Available records →

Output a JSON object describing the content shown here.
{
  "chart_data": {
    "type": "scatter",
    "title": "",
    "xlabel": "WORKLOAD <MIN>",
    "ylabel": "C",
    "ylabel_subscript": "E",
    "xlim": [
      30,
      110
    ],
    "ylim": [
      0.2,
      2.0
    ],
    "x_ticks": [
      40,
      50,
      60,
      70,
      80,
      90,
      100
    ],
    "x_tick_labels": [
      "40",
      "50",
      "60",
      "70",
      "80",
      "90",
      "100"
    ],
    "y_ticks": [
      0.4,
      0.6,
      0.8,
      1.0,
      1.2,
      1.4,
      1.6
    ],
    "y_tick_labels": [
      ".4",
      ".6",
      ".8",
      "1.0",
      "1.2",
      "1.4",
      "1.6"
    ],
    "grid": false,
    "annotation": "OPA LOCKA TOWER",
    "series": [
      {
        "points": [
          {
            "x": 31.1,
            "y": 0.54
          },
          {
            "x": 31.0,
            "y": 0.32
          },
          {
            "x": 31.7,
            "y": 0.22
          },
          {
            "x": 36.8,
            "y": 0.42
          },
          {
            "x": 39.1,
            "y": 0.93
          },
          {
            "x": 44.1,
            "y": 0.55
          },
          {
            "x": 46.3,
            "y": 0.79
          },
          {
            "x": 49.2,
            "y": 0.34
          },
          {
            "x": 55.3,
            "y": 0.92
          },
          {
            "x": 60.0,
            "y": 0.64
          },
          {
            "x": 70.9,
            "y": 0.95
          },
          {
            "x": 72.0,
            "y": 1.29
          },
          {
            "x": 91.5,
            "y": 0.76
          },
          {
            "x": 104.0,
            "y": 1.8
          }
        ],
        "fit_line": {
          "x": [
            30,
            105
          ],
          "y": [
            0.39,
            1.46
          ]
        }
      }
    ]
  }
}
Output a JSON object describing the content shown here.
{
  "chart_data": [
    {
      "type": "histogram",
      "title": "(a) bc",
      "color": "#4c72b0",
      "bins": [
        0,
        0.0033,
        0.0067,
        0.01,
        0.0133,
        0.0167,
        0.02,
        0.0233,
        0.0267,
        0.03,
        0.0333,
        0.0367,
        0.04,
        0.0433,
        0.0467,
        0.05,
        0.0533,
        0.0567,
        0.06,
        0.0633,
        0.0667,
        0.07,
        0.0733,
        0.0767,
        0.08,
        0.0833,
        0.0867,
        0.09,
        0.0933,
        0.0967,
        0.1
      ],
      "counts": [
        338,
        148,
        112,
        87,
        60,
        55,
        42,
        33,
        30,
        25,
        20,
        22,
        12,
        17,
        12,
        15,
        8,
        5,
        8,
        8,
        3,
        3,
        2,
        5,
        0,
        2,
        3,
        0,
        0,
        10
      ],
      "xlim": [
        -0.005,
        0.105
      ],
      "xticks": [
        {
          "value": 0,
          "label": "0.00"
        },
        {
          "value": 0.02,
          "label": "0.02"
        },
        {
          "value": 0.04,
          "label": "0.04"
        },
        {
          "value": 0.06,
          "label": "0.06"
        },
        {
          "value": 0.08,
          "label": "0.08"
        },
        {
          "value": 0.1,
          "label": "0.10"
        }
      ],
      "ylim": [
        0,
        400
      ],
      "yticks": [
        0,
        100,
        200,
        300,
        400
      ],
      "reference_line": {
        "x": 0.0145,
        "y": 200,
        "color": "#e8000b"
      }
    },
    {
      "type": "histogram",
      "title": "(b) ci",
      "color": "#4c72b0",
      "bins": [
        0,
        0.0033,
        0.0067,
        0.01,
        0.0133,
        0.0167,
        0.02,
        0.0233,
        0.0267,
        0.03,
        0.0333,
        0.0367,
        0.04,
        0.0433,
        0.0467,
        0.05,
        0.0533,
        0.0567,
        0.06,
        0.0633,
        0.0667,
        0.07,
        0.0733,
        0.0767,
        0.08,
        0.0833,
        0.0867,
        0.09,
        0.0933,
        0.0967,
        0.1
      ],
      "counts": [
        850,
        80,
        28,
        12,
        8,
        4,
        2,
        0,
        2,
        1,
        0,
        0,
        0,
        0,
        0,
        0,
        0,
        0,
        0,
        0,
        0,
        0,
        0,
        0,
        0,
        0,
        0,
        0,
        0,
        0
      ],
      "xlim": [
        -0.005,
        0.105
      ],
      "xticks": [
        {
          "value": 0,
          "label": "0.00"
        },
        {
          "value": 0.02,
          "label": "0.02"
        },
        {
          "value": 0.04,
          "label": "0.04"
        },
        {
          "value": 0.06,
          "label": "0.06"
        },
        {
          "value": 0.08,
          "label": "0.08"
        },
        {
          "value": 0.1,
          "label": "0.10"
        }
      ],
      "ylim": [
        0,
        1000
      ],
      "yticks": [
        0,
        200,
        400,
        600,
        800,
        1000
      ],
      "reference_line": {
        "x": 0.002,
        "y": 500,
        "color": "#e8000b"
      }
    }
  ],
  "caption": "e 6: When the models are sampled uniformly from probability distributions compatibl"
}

Problem to work on → All of the material above needs to be retyped word for word.

Solution to this task →
Output a JSON object describing the content shown here.
{
  "chart_data": {
    "type": "scatter",
    "title": "",
    "xlabel": "WORKLOAD <MIN>",
    "ylabel": "C",
    "ylabel_subscript": "E",
    "xlim": [
      30,
      110
    ],
    "ylim": [
      0.2,
      2.0
    ],
    "x_ticks": [
      40,
      50,
      60,
      70,
      80,
      90,
      100
    ],
    "x_tick_labels": [
      "40",
      "50",
      "60",
      "70",
      "80",
      "90",
      "100"
    ],
    "y_ticks": [
      0.4,
      0.6,
      0.8,
      1.0,
      1.2,
      1.4,
      1.6
    ],
    "y_tick_labels": [
      ".4",
      ".6",
      ".8",
      "1.0",
      "1.2",
      "1.4",
      "1.6"
    ],
    "grid": false,
    "annotation": "OPA LOCKA TOWER",
    "series": [
      {
        "points": [
          {
            "x": 31.1,
            "y": 0.54
          },
          {
            "x": 31.0,
            "y": 0.32
          },
          {
            "x": 31.7,
            "y": 0.22
          },
          {
            "x": 36.8,
            "y": 0.42
          },
          {
            "x": 39.1,
            "y": 0.93
          },
          {
            "x": 44.1,
            "y": 0.55
          },
          {
            "x": 46.3,
            "y": 0.79
          },
          {
            "x": 49.2,
            "y": 0.34
          },
          {
            "x": 55.3,
            "y": 0.92
          },
          {
            "x": 60.0,
            "y": 0.64
          },
          {
            "x": 70.9,
            "y": 0.95
          },
          {
            "x": 72.0,
            "y": 1.29
          },
          {
            "x": 91.5,
            "y": 0.76
          },
          {
            "x": 104.0,
            "y": 1.8
          }
        ],
        "fit_line": {
          "x": [
            30,
            105
          ],
          "y": [
            0.39,
            1.46
          ]
        }
      }
    ]
  }
}
Output a JSON object describing the content shown here.
{
  "chart_data": [
    {
      "type": "histogram",
      "title": "(a) bc",
      "color": "#4c72b0",
      "bins": [
        0,
        0.0033,
        0.0067,
        0.01,
        0.0133,
        0.0167,
        0.02,
        0.0233,
        0.0267,
        0.03,
        0.0333,
        0.0367,
        0.04,
        0.0433,
        0.0467,
        0.05,
        0.0533,
        0.0567,
        0.06,
        0.0633,
        0.0667,
        0.07,
        0.0733,
        0.0767,
        0.08,
        0.0833,
        0.0867,
        0.09,
        0.0933,
        0.0967,
        0.1
      ],
      "counts": [
        338,
        148,
        112,
        87,
        60,
        55,
        42,
        33,
        30,
        25,
        20,
        22,
        12,
        17,
        12,
        15,
        8,
        5,
        8,
        8,
        3,
        3,
        2,
        5,
        0,
        2,
        3,
        0,
        0,
        10
      ],
      "xlim": [
        -0.005,
        0.105
      ],
      "xticks": [
        {
          "value": 0,
          "label": "0.00"
        },
        {
          "value": 0.02,
          "label": "0.02"
        },
        {
          "value": 0.04,
          "label": "0.04"
        },
        {
          "value": 0.06,
          "label": "0.06"
        },
        {
          "value": 0.08,
          "label": "0.08"
        },
        {
          "value": 0.1,
          "label": "0.10"
        }
      ],
      "ylim": [
        0,
        400
      ],
      "yticks": [
        0,
        100,
        200,
        300,
        400
      ],
      "reference_line": {
        "x": 0.0145,
        "y": 200,
        "color": "#e8000b"
      }
    },
    {
      "type": "histogram",
      "title": "(b) ci",
      "color": "#4c72b0",
      "bins": [
        0,
        0.0033,
        0.0067,
        0.01,
        0.0133,
        0.0167,
        0.02,
        0.0233,
        0.0267,
        0.03,
        0.0333,
        0.0367,
        0.04,
        0.0433,
        0.0467,
        0.05,
        0.0533,
        0.0567,
        0.06,
        0.0633,
        0.0667,
        0.07,
        0.0733,
        0.0767,
        0.08,
        0.0833,
        0.0867,
        0.09,
        0.0933,
        0.0967,
        0.1
      ],
      "counts": [
        850,
        80,
        28,
        12,
        8,
        4,
        2,
        0,
        2,
        1,
        0,
        0,
        0,
        0,
        0,
        0,
        0,
        0,
        0,
        0,
        0,
        0,
        0,
        0,
        0,
        0,
        0,
        0,
        0,
        0
      ],
      "xlim": [
        -0.005,
        0.105
      ],
      "xticks": [
        {
          "value": 0,
          "label": "0.00"
        },
        {
          "value": 0.02,
          "label": "0.02"
        },
        {
          "value": 0.04,
          "label": "0.04"
        },
        {
          "value": 0.06,
          "label": "0.06"
        },
        {
          "value": 0.08,
          "label": "0.08"
        },
        {
          "value": 0.1,
          "label": "0.10"
        }
      ],
      "ylim": [
        0,
        1000
      ],
      "yticks": [
        0,
        200,
        400,
        600,
        800,
        1000
      ],
      "reference_line": {
        "x": 0.002,
        "y": 500,
        "color": "#e8000b"
      }
    }
  ],
  "caption": "e 6: When the models are sampled uniformly from probability distributions compatibl"
}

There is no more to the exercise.